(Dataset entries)
_ _ _ _ _ _ _

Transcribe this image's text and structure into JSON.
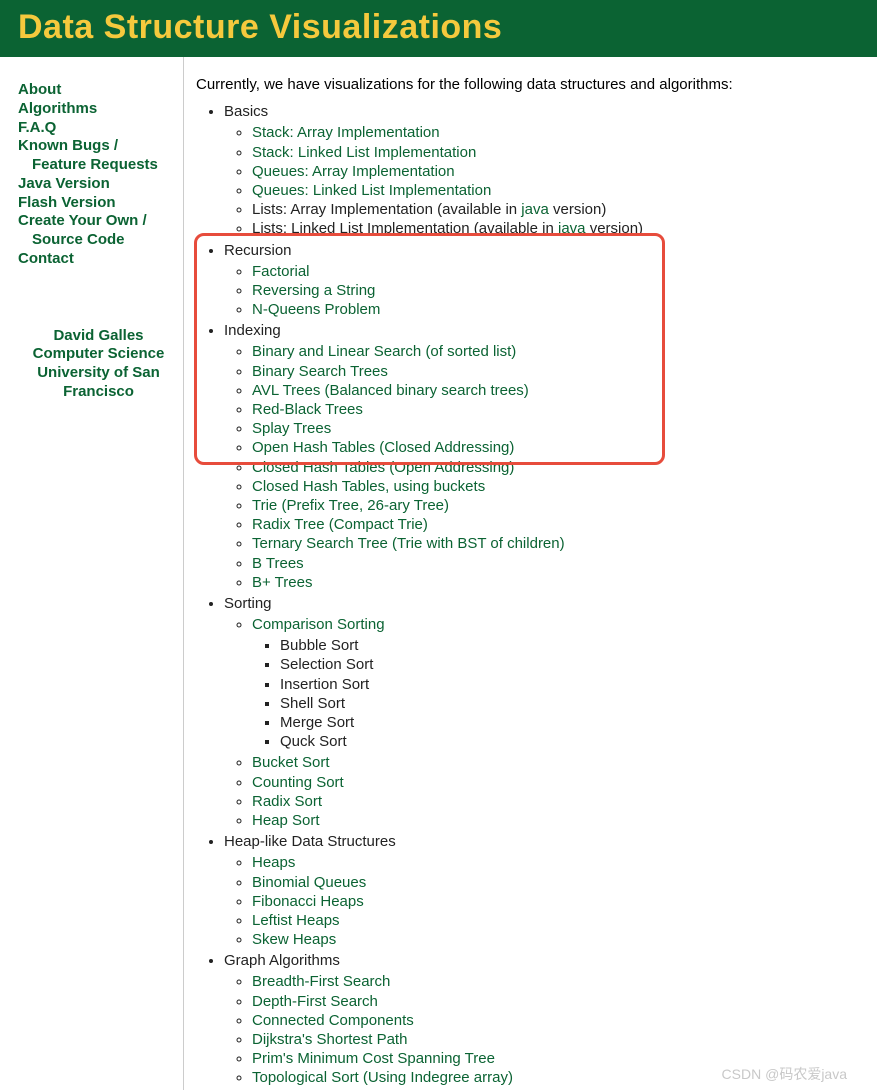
{
  "title": "Data Structure Visualizations",
  "sidebar": {
    "nav": [
      "About",
      "Algorithms",
      "F.A.Q",
      "Known Bugs /",
      "Feature Requests",
      "Java Version",
      "Flash Version",
      "Create Your Own /",
      "Source Code",
      "Contact"
    ],
    "credits": {
      "name": "David Galles",
      "dept": "Computer Science",
      "univ": "University of San Francisco"
    }
  },
  "intro": "Currently, we have visualizations for the following data structures and algorithms:",
  "sections": {
    "basics": {
      "label": "Basics",
      "items": {
        "stack_array": "Stack: Array Implementation",
        "stack_linked": "Stack: Linked List Implementation",
        "queue_array": "Queues: Array Implementation",
        "queue_linked": "Queues: Linked List Implementation",
        "lists_array_prefix": "Lists: Array Implementation (available in ",
        "lists_linked_prefix": "Lists: Linked List Implementation (available in ",
        "java_link": "java",
        "version_suffix": " version)"
      }
    },
    "recursion": {
      "label": "Recursion",
      "items": {
        "factorial": "Factorial",
        "reversing": "Reversing a String",
        "nqueens": "N-Queens Problem"
      }
    },
    "indexing": {
      "label": "Indexing",
      "items": {
        "binsearch": "Binary and Linear Search (of sorted list)",
        "bst": "Binary Search Trees",
        "avl": "AVL Trees (Balanced binary search trees)",
        "redblack": "Red-Black Trees",
        "splay": "Splay Trees",
        "openhash": "Open Hash Tables (Closed Addressing)",
        "closedhash": "Closed Hash Tables (Open Addressing)",
        "closedhash_bucket": "Closed Hash Tables, using buckets",
        "trie": "Trie (Prefix Tree, 26-ary Tree)",
        "radix": "Radix Tree (Compact Trie)",
        "ternary": "Ternary Search Tree (Trie with BST of children)",
        "btree": "B Trees",
        "bplus": "B+ Trees"
      }
    },
    "sorting": {
      "label": "Sorting",
      "comp": {
        "label": "Comparison Sorting",
        "items": {
          "bubble": "Bubble Sort",
          "selection": "Selection Sort",
          "insertion": "Insertion Sort",
          "shell": "Shell Sort",
          "merge": "Merge Sort",
          "quick": "Quck Sort"
        }
      },
      "items": {
        "bucket": "Bucket Sort",
        "counting": "Counting Sort",
        "radix": "Radix Sort",
        "heap": "Heap Sort"
      }
    },
    "heaps": {
      "label": "Heap-like Data Structures",
      "items": {
        "heaps": "Heaps",
        "binomial": "Binomial Queues",
        "fibonacci": "Fibonacci Heaps",
        "leftist": "Leftist Heaps",
        "skew": "Skew Heaps"
      }
    },
    "graph": {
      "label": "Graph Algorithms",
      "items": {
        "bfs": "Breadth-First Search",
        "dfs": "Depth-First Search",
        "cc": "Connected Components",
        "dijkstra": "Dijkstra's Shortest Path",
        "prim": "Prim's Minimum Cost Spanning Tree",
        "topo": "Topological Sort (Using Indegree array)"
      }
    }
  },
  "watermark": "CSDN @码农爱java"
}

_ _ _ _ _ _ _

What you will do: Quote the full listing above word for word; exclude every picture from the copy.

Completed task:
Transcribe this image's text and structure into JSON.
{
  "title": "Data Structure Visualizations",
  "sidebar": {
    "nav": [
      "About",
      "Algorithms",
      "F.A.Q",
      "Known Bugs /",
      "Feature Requests",
      "Java Version",
      "Flash Version",
      "Create Your Own /",
      "Source Code",
      "Contact"
    ],
    "credits": {
      "name": "David Galles",
      "dept": "Computer Science",
      "univ": "University of San Francisco"
    }
  },
  "intro": "Currently, we have visualizations for the following data structures and algorithms:",
  "sections": {
    "basics": {
      "label": "Basics",
      "items": {
        "stack_array": "Stack: Array Implementation",
        "stack_linked": "Stack: Linked List Implementation",
        "queue_array": "Queues: Array Implementation",
        "queue_linked": "Queues: Linked List Implementation",
        "lists_array_prefix": "Lists: Array Implementation (available in ",
        "lists_linked_prefix": "Lists: Linked List Implementation (available in ",
        "java_link": "java",
        "version_suffix": " version)"
      }
    },
    "recursion": {
      "label": "Recursion",
      "items": {
        "factorial": "Factorial",
        "reversing": "Reversing a String",
        "nqueens": "N-Queens Problem"
      }
    },
    "indexing": {
      "label": "Indexing",
      "items": {
        "binsearch": "Binary and Linear Search (of sorted list)",
        "bst": "Binary Search Trees",
        "avl": "AVL Trees (Balanced binary search trees)",
        "redblack": "Red-Black Trees",
        "splay": "Splay Trees",
        "openhash": "Open Hash Tables (Closed Addressing)",
        "closedhash": "Closed Hash Tables (Open Addressing)",
        "closedhash_bucket": "Closed Hash Tables, using buckets",
        "trie": "Trie (Prefix Tree, 26-ary Tree)",
        "radix": "Radix Tree (Compact Trie)",
        "ternary": "Ternary Search Tree (Trie with BST of children)",
        "btree": "B Trees",
        "bplus": "B+ Trees"
      }
    },
    "sorting": {
      "label": "Sorting",
      "comp": {
        "label": "Comparison Sorting",
        "items": {
          "bubble": "Bubble Sort",
          "selection": "Selection Sort",
          "insertion": "Insertion Sort",
          "shell": "Shell Sort",
          "merge": "Merge Sort",
          "quick": "Quck Sort"
        }
      },
      "items": {
        "bucket": "Bucket Sort",
        "counting": "Counting Sort",
        "radix": "Radix Sort",
        "heap": "Heap Sort"
      }
    },
    "heaps": {
      "label": "Heap-like Data Structures",
      "items": {
        "heaps": "Heaps",
        "binomial": "Binomial Queues",
        "fibonacci": "Fibonacci Heaps",
        "leftist": "Leftist Heaps",
        "skew": "Skew Heaps"
      }
    },
    "graph": {
      "label": "Graph Algorithms",
      "items": {
        "bfs": "Breadth-First Search",
        "dfs": "Depth-First Search",
        "cc": "Connected Components",
        "dijkstra": "Dijkstra's Shortest Path",
        "prim": "Prim's Minimum Cost Spanning Tree",
        "topo": "Topological Sort (Using Indegree array)"
      }
    }
  },
  "watermark": "CSDN @码农爱java"
}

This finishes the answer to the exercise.